* [STATED GOAL]: Tally up how many lines in the listing below contain the string "here", and give only the total.

* [MATERIAL SUPPLIED]:
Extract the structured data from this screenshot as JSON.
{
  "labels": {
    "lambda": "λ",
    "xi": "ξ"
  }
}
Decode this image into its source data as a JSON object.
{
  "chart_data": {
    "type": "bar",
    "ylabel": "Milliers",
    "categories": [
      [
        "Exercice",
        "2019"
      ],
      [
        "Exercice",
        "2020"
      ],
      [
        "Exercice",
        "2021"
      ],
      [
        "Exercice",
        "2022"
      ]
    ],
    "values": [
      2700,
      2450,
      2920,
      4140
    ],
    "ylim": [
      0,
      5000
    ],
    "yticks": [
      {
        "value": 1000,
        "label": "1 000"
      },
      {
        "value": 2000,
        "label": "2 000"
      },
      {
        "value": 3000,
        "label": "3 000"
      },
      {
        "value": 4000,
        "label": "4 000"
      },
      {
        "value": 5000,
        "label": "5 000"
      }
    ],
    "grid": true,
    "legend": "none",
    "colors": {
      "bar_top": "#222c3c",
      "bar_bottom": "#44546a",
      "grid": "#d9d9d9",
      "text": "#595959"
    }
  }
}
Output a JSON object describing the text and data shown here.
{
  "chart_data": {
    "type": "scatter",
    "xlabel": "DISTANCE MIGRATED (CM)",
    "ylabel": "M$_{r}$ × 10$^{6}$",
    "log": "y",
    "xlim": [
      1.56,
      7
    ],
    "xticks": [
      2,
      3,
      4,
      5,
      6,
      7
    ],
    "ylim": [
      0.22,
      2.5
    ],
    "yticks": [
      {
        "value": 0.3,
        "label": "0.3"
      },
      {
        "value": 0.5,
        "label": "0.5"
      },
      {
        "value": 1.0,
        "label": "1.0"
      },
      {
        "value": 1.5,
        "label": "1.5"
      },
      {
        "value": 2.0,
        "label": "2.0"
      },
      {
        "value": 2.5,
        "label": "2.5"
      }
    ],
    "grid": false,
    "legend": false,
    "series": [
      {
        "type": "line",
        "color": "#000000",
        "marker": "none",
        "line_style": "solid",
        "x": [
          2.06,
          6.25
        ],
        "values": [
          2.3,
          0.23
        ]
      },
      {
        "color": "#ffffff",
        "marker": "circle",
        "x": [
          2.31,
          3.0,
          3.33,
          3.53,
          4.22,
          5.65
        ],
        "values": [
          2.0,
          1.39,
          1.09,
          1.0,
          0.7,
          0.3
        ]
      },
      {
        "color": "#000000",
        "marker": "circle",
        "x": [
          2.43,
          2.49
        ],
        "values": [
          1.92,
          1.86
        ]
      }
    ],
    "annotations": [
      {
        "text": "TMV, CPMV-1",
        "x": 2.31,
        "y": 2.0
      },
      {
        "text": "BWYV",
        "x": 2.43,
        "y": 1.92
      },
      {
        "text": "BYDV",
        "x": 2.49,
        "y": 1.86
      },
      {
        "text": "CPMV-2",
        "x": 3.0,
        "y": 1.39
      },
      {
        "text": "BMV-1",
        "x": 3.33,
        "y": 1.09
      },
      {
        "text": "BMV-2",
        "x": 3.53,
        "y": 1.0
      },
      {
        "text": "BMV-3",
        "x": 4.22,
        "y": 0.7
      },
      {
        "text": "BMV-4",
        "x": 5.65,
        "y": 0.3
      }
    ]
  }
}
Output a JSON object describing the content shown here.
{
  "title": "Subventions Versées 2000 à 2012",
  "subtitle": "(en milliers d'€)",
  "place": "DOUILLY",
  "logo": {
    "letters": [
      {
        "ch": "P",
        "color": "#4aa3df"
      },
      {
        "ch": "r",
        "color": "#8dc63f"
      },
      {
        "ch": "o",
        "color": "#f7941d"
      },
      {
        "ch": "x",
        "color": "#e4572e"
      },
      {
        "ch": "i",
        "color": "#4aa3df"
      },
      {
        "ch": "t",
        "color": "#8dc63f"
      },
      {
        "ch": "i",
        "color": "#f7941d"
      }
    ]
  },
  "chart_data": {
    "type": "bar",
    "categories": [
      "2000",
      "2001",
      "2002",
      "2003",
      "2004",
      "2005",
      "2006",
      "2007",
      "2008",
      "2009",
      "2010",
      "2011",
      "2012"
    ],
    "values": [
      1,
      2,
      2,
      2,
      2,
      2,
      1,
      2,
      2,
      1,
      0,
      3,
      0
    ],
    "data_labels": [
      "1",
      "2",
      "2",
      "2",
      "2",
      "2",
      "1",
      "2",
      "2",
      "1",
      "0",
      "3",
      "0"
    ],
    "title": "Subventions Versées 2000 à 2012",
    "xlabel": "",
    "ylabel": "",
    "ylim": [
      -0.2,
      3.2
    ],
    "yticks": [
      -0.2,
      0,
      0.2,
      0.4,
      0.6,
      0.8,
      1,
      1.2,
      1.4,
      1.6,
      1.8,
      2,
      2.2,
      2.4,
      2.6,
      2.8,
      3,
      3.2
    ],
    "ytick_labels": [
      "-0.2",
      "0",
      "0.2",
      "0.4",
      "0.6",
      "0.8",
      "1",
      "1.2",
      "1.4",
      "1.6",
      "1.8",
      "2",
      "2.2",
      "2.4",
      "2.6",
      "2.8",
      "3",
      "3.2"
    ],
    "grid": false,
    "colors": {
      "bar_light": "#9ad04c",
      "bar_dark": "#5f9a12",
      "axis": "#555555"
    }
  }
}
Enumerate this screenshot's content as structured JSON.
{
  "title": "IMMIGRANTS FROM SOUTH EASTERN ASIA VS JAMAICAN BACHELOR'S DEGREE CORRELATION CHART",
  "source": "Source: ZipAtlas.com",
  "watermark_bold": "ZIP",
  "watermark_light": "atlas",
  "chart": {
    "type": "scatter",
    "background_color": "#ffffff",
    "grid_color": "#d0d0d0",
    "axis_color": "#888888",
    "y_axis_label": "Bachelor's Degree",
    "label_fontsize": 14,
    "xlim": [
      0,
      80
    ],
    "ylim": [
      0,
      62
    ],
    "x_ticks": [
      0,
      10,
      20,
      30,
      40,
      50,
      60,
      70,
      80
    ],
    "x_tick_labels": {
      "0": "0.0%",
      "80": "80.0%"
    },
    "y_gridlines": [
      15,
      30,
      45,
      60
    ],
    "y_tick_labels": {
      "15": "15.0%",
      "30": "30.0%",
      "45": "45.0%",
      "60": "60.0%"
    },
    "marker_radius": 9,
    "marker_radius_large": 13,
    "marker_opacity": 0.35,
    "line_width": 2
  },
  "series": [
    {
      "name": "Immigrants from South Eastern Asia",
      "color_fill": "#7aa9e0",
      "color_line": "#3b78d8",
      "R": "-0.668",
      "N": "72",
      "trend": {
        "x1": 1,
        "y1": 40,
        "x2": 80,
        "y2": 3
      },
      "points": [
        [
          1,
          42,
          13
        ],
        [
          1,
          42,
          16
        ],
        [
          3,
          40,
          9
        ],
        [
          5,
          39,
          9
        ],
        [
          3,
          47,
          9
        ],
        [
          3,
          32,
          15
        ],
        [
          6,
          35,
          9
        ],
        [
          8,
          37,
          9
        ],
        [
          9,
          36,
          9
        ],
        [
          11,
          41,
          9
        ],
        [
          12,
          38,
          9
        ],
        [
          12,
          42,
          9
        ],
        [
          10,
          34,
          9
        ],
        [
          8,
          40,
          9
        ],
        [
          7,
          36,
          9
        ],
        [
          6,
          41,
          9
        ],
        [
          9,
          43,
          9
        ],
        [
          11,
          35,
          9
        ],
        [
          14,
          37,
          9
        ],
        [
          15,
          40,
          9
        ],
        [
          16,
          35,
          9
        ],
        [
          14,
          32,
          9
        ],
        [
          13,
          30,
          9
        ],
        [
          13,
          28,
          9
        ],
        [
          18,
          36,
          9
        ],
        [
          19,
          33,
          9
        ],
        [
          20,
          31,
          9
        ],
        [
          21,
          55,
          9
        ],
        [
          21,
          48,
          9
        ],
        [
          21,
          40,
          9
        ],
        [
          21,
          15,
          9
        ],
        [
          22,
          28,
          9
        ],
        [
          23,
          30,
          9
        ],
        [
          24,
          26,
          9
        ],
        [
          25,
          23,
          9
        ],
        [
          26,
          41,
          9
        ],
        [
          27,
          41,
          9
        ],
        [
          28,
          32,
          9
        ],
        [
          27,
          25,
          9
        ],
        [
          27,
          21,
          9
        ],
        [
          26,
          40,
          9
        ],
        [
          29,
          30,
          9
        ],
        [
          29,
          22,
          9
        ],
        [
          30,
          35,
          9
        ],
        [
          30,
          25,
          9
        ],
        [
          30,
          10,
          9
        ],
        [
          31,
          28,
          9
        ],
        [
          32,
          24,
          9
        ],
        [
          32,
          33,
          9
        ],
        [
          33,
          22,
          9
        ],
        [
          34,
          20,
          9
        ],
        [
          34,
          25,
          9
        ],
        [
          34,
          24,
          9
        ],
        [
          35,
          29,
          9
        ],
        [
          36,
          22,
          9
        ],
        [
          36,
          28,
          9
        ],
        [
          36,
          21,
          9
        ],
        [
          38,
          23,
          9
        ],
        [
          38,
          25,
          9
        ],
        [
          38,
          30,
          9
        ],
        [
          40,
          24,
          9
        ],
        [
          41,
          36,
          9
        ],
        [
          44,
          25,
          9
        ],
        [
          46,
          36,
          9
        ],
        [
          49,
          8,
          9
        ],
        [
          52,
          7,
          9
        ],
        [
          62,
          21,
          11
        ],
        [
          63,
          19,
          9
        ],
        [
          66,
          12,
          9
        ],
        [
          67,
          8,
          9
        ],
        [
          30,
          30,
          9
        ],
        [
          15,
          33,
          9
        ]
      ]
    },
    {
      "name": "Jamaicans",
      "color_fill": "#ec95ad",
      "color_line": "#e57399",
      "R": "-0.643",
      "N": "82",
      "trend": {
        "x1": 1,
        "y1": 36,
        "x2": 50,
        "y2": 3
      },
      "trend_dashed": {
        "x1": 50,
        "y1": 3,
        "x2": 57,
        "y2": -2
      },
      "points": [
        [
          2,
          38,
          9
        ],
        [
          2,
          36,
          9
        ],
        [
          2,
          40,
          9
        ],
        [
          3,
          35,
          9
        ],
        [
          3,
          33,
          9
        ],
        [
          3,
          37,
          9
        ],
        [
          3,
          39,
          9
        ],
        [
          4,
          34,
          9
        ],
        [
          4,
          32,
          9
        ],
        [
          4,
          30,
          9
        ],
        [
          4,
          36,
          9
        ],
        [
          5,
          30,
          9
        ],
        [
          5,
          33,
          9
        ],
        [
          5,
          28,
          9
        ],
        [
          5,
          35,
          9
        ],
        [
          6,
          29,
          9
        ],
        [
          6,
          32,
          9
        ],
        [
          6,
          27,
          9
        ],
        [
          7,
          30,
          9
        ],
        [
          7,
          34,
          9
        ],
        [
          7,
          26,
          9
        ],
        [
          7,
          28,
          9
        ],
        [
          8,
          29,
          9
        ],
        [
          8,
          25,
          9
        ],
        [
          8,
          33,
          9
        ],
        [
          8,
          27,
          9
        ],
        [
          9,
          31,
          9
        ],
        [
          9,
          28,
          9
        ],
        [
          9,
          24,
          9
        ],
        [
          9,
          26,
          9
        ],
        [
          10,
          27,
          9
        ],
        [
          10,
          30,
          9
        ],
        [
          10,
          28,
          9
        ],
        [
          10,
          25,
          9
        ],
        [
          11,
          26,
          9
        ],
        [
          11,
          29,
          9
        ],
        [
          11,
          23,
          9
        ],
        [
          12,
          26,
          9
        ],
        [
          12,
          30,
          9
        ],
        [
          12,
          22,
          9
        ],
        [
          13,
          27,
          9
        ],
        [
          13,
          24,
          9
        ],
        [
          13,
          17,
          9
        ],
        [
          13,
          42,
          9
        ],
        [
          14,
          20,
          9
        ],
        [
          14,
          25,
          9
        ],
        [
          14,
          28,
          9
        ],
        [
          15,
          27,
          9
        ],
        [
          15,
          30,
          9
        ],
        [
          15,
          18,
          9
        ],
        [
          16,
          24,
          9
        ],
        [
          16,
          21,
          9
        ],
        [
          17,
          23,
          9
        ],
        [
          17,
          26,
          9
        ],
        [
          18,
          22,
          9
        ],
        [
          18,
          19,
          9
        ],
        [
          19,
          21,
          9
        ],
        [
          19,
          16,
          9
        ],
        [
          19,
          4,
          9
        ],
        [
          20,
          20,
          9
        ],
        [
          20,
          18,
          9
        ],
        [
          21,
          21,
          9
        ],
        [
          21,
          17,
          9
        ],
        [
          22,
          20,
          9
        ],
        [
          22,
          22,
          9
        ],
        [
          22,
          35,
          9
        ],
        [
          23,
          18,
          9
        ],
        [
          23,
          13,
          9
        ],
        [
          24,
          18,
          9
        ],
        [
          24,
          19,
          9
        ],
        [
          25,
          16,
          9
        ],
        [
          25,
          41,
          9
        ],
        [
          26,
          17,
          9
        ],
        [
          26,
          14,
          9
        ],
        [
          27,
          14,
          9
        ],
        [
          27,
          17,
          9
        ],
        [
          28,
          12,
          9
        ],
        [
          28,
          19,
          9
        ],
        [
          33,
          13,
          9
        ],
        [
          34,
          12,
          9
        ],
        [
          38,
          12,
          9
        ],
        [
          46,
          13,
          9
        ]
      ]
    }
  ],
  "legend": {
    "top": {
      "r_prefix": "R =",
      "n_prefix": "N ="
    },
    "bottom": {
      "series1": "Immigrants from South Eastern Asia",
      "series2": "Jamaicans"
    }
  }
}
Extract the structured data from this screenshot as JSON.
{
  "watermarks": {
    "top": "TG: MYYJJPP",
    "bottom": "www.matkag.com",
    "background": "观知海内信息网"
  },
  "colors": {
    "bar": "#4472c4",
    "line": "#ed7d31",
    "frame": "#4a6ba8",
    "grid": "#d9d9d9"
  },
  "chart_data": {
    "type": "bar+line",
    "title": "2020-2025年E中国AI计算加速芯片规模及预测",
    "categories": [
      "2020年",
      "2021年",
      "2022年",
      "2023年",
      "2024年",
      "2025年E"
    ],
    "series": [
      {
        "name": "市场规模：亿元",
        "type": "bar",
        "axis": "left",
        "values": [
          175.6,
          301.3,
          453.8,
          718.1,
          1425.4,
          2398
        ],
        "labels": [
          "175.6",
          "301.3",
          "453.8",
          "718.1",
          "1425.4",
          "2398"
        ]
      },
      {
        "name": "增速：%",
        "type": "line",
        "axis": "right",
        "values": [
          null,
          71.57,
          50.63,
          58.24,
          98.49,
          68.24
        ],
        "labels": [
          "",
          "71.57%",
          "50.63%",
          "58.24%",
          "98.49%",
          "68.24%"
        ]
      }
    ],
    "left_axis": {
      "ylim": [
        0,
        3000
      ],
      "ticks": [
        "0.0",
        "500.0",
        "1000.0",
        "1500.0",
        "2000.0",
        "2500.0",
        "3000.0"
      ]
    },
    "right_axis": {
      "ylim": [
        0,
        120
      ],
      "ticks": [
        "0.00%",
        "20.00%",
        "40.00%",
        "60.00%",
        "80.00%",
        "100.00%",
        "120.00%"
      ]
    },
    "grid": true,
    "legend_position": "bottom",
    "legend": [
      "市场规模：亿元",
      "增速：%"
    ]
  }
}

* [FULL RESPONSE]: 2